(SET TASK):
Count how many lines have the word "fill" in them. Reply with that number by itself.

-----

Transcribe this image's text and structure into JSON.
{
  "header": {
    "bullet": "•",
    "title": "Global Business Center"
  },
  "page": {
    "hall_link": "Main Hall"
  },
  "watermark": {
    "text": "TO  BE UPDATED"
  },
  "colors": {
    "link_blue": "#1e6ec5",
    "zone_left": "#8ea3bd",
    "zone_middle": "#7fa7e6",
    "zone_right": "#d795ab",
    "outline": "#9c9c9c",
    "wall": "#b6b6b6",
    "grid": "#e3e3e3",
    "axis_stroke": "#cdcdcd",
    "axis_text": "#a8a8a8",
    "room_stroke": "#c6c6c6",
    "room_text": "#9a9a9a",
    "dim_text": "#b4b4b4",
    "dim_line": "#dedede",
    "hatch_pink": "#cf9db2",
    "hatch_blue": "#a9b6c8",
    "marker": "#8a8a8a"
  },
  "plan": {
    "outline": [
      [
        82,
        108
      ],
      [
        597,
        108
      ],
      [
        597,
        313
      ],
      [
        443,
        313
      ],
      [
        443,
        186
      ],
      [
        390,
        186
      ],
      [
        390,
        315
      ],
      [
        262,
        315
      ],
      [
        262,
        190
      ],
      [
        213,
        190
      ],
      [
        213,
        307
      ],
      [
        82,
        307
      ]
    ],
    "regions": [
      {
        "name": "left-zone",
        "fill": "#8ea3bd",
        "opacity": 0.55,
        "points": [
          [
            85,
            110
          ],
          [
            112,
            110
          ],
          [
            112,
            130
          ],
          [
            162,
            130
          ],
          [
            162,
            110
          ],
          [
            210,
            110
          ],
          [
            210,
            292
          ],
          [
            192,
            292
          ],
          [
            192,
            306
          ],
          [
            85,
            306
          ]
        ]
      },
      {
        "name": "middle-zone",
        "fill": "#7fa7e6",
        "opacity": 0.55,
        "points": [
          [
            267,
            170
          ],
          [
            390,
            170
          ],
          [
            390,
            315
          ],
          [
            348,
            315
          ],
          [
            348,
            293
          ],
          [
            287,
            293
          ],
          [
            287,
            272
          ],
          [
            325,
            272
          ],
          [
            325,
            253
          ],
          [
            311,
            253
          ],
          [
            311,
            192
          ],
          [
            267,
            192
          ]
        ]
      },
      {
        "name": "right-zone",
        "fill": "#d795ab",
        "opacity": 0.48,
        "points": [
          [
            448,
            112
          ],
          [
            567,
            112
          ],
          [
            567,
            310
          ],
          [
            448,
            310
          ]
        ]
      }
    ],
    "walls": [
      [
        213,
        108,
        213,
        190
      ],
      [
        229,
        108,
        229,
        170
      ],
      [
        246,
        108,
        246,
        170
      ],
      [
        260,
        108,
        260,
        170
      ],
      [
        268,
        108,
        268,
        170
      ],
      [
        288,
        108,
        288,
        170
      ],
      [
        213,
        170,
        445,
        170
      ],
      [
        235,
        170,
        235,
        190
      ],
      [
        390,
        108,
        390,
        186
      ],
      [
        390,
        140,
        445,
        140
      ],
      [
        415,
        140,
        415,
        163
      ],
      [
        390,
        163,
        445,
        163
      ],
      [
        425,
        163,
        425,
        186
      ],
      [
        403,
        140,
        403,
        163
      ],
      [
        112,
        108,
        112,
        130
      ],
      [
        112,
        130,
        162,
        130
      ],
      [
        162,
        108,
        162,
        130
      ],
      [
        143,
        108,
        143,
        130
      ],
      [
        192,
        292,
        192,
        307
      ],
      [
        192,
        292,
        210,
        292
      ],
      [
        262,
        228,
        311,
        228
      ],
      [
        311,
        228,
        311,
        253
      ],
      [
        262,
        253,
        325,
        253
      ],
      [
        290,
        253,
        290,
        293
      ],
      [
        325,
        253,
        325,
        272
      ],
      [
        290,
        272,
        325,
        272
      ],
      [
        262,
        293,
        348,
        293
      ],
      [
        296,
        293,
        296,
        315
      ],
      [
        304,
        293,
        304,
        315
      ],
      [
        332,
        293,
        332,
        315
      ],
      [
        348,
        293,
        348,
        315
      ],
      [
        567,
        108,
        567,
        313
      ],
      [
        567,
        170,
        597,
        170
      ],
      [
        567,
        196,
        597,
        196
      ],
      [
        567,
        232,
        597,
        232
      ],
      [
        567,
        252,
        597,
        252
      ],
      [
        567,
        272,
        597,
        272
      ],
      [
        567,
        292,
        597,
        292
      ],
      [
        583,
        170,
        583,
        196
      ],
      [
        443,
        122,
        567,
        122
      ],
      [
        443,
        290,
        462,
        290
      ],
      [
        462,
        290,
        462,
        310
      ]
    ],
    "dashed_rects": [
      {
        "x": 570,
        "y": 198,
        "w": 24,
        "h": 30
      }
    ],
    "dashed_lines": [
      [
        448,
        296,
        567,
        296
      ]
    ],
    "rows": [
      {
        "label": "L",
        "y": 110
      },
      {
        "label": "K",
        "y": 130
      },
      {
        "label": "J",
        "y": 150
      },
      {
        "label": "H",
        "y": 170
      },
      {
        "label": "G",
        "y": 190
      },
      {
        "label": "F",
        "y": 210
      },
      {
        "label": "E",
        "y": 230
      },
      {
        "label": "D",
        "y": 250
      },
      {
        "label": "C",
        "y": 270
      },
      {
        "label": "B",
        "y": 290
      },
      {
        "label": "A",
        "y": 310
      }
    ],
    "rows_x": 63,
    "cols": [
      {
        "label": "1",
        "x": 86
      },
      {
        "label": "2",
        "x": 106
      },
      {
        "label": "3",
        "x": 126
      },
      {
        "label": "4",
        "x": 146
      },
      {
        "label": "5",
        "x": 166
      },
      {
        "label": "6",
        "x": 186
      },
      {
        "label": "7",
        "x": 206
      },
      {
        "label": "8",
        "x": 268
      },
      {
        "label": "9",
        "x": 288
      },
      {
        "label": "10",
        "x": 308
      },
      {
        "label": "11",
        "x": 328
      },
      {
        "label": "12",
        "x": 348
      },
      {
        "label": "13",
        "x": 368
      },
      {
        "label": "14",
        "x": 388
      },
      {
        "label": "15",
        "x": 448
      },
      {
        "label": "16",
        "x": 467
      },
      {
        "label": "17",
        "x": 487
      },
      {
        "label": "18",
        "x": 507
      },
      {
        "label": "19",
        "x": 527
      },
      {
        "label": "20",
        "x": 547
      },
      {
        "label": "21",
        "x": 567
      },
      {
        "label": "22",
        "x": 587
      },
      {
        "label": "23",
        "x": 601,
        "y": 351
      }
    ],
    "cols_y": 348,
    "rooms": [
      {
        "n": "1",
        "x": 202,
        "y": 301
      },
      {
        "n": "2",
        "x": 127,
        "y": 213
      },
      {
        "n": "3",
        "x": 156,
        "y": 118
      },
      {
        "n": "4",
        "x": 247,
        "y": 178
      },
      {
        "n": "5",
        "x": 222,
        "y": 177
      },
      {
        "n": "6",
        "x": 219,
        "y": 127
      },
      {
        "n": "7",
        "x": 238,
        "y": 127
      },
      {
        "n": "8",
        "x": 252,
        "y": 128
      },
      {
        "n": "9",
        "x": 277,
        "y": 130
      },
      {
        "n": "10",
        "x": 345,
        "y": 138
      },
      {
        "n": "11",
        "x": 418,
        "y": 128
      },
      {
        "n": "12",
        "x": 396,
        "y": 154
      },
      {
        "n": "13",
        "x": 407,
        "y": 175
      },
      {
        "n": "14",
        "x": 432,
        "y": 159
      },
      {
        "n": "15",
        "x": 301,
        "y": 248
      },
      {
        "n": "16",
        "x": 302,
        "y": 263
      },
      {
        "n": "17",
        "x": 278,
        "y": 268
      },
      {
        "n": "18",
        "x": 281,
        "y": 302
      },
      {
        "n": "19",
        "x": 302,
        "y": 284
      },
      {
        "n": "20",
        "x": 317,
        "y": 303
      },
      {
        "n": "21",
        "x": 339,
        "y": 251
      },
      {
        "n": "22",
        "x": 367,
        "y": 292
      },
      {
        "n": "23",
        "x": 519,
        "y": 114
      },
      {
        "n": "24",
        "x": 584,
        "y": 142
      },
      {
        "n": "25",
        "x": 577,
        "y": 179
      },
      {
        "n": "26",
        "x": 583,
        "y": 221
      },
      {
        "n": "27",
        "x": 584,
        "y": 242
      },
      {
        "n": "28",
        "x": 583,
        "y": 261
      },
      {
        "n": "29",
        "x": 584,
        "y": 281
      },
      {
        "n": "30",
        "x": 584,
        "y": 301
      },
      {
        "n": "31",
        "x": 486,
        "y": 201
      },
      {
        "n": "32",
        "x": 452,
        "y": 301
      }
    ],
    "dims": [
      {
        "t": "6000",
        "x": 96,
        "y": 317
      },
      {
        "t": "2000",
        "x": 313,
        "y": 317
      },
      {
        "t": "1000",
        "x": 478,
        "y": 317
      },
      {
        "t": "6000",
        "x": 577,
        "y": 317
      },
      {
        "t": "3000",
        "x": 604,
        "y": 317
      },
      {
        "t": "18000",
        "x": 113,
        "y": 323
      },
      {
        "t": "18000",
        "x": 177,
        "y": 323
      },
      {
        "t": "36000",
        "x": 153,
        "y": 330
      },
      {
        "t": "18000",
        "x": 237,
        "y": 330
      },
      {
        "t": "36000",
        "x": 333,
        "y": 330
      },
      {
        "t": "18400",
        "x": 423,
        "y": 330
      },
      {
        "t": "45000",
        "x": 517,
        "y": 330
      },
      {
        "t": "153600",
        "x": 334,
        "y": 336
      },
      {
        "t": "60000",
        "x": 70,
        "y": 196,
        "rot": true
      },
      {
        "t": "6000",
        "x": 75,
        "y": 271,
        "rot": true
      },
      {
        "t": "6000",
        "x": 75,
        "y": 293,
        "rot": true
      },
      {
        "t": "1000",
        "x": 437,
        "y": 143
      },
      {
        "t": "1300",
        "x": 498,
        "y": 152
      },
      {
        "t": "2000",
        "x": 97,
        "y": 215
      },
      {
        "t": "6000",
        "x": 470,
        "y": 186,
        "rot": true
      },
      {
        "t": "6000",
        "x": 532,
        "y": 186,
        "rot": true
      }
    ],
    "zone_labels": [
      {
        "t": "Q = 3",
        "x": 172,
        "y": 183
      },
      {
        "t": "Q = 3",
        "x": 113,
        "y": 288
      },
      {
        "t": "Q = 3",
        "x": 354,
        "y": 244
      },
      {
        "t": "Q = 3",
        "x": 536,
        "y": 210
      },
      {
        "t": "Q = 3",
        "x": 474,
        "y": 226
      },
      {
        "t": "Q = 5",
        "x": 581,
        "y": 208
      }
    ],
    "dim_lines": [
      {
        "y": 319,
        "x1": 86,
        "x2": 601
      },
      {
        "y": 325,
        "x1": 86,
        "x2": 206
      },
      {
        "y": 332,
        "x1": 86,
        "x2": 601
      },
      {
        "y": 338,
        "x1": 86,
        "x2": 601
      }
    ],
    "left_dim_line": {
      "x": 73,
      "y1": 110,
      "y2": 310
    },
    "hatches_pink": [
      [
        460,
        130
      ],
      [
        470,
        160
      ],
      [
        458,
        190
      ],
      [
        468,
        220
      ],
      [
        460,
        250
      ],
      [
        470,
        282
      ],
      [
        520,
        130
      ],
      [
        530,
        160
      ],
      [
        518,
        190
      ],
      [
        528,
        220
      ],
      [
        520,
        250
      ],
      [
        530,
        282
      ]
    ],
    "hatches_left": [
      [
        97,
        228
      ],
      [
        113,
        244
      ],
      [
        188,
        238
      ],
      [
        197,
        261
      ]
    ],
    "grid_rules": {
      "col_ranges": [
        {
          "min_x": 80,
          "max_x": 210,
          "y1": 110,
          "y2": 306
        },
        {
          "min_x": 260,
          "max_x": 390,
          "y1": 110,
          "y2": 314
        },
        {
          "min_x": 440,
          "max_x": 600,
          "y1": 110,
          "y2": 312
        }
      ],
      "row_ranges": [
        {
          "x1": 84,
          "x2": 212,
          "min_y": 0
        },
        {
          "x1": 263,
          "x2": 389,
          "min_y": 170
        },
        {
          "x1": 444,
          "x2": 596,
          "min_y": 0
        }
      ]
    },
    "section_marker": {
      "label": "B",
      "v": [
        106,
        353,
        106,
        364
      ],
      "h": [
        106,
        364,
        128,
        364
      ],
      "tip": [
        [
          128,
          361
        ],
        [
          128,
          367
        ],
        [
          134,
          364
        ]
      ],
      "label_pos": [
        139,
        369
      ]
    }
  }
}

-----

(THE RESPONSE):
3